**Goal of the exercise:** Copy out all of the data below with no alterations.

**Supplied data:**
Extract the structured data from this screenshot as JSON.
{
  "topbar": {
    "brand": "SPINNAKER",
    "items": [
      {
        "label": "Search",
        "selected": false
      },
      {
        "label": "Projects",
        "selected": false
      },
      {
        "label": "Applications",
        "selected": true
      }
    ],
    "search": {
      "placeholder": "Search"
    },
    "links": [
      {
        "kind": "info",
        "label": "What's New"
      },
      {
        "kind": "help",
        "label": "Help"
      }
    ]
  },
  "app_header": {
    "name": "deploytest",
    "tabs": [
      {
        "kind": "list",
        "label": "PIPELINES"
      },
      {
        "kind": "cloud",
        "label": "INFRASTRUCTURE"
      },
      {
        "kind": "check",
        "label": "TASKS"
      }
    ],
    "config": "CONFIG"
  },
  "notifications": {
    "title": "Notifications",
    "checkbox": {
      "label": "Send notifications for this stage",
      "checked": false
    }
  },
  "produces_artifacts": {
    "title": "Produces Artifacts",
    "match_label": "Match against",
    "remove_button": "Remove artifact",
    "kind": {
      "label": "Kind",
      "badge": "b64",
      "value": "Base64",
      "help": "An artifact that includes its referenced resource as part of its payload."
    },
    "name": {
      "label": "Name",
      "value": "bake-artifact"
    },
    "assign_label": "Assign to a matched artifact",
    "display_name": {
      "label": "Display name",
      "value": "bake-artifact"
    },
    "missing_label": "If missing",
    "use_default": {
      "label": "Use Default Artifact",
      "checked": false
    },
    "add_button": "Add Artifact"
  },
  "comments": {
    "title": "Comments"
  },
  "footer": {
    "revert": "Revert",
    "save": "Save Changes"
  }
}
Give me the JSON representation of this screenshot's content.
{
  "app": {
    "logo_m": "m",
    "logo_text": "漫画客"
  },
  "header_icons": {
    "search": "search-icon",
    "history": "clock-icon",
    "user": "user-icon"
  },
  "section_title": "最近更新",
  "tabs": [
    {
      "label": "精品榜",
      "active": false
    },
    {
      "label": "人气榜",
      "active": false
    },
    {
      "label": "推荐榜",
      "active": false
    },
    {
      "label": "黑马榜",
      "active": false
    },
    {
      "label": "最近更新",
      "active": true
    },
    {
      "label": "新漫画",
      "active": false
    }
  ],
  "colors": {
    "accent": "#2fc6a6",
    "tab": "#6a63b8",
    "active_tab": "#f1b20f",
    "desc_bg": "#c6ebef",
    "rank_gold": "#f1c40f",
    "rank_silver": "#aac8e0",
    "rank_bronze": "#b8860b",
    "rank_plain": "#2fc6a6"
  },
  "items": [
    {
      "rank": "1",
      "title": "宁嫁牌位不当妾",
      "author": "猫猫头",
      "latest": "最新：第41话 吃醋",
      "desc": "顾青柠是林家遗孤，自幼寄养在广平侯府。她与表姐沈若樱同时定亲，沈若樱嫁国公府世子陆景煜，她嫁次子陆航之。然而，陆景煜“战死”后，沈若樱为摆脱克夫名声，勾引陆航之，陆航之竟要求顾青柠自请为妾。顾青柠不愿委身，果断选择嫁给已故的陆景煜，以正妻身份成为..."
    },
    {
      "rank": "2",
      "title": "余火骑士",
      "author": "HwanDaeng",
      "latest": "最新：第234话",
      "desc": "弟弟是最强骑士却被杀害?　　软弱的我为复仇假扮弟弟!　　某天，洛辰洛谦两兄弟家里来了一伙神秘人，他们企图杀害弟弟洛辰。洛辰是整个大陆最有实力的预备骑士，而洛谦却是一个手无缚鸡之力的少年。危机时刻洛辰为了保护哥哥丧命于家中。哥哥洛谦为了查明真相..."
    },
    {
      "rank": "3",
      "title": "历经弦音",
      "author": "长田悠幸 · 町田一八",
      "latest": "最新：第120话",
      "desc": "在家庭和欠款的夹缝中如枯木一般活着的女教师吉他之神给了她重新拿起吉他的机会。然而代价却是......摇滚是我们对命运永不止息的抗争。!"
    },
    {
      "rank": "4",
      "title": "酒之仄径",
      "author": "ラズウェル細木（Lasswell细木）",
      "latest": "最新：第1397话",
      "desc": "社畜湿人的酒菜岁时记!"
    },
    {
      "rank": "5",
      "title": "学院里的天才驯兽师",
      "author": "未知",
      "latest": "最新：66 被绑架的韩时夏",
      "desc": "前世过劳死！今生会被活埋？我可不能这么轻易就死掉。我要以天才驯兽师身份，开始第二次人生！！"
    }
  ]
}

**In response:**
Extract the structured data from this screenshot as JSON.
{
  "topbar": {
    "brand": "SPINNAKER",
    "items": [
      {
        "label": "Search",
        "selected": false
      },
      {
        "label": "Projects",
        "selected": false
      },
      {
        "label": "Applications",
        "selected": true
      }
    ],
    "search": {
      "placeholder": "Search"
    },
    "links": [
      {
        "kind": "info",
        "label": "What's New"
      },
      {
        "kind": "help",
        "label": "Help"
      }
    ]
  },
  "app_header": {
    "name": "deploytest",
    "tabs": [
      {
        "kind": "list",
        "label": "PIPELINES"
      },
      {
        "kind": "cloud",
        "label": "INFRASTRUCTURE"
      },
      {
        "kind": "check",
        "label": "TASKS"
      }
    ],
    "config": "CONFIG"
  },
  "notifications": {
    "title": "Notifications",
    "checkbox": {
      "label": "Send notifications for this stage",
      "checked": false
    }
  },
  "produces_artifacts": {
    "title": "Produces Artifacts",
    "match_label": "Match against",
    "remove_button": "Remove artifact",
    "kind": {
      "label": "Kind",
      "badge": "b64",
      "value": "Base64",
      "help": "An artifact that includes its referenced resource as part of its payload."
    },
    "name": {
      "label": "Name",
      "value": "bake-artifact"
    },
    "assign_label": "Assign to a matched artifact",
    "display_name": {
      "label": "Display name",
      "value": "bake-artifact"
    },
    "missing_label": "If missing",
    "use_default": {
      "label": "Use Default Artifact",
      "checked": false
    },
    "add_button": "Add Artifact"
  },
  "comments": {
    "title": "Comments"
  },
  "footer": {
    "revert": "Revert",
    "save": "Save Changes"
  }
}
Give me the JSON representation of this screenshot's content.
{
  "app": {
    "logo_m": "m",
    "logo_text": "漫画客"
  },
  "header_icons": {
    "search": "search-icon",
    "history": "clock-icon",
    "user": "user-icon"
  },
  "section_title": "最近更新",
  "tabs": [
    {
      "label": "精品榜",
      "active": false
    },
    {
      "label": "人气榜",
      "active": false
    },
    {
      "label": "推荐榜",
      "active": false
    },
    {
      "label": "黑马榜",
      "active": false
    },
    {
      "label": "最近更新",
      "active": true
    },
    {
      "label": "新漫画",
      "active": false
    }
  ],
  "colors": {
    "accent": "#2fc6a6",
    "tab": "#6a63b8",
    "active_tab": "#f1b20f",
    "desc_bg": "#c6ebef",
    "rank_gold": "#f1c40f",
    "rank_silver": "#aac8e0",
    "rank_bronze": "#b8860b",
    "rank_plain": "#2fc6a6"
  },
  "items": [
    {
      "rank": "1",
      "title": "宁嫁牌位不当妾",
      "author": "猫猫头",
      "latest": "最新：第41话 吃醋",
      "desc": "顾青柠是林家遗孤，自幼寄养在广平侯府。她与表姐沈若樱同时定亲，沈若樱嫁国公府世子陆景煜，她嫁次子陆航之。然而，陆景煜“战死”后，沈若樱为摆脱克夫名声，勾引陆航之，陆航之竟要求顾青柠自请为妾。顾青柠不愿委身，果断选择嫁给已故的陆景煜，以正妻身份成为..."
    },
    {
      "rank": "2",
      "title": "余火骑士",
      "author": "HwanDaeng",
      "latest": "最新：第234话",
      "desc": "弟弟是最强骑士却被杀害?　　软弱的我为复仇假扮弟弟!　　某天，洛辰洛谦两兄弟家里来了一伙神秘人，他们企图杀害弟弟洛辰。洛辰是整个大陆最有实力的预备骑士，而洛谦却是一个手无缚鸡之力的少年。危机时刻洛辰为了保护哥哥丧命于家中。哥哥洛谦为了查明真相..."
    },
    {
      "rank": "3",
      "title": "历经弦音",
      "author": "长田悠幸 · 町田一八",
      "latest": "最新：第120话",
      "desc": "在家庭和欠款的夹缝中如枯木一般活着的女教师吉他之神给了她重新拿起吉他的机会。然而代价却是......摇滚是我们对命运永不止息的抗争。!"
    },
    {
      "rank": "4",
      "title": "酒之仄径",
      "author": "ラズウェル細木（Lasswell细木）",
      "latest": "最新：第1397话",
      "desc": "社畜湿人的酒菜岁时记!"
    },
    {
      "rank": "5",
      "title": "学院里的天才驯兽师",
      "author": "未知",
      "latest": "最新：66 被绑架的韩时夏",
      "desc": "前世过劳死！今生会被活埋？我可不能这么轻易就死掉。我要以天才驯兽师身份，开始第二次人生！！"
    }
  ]
}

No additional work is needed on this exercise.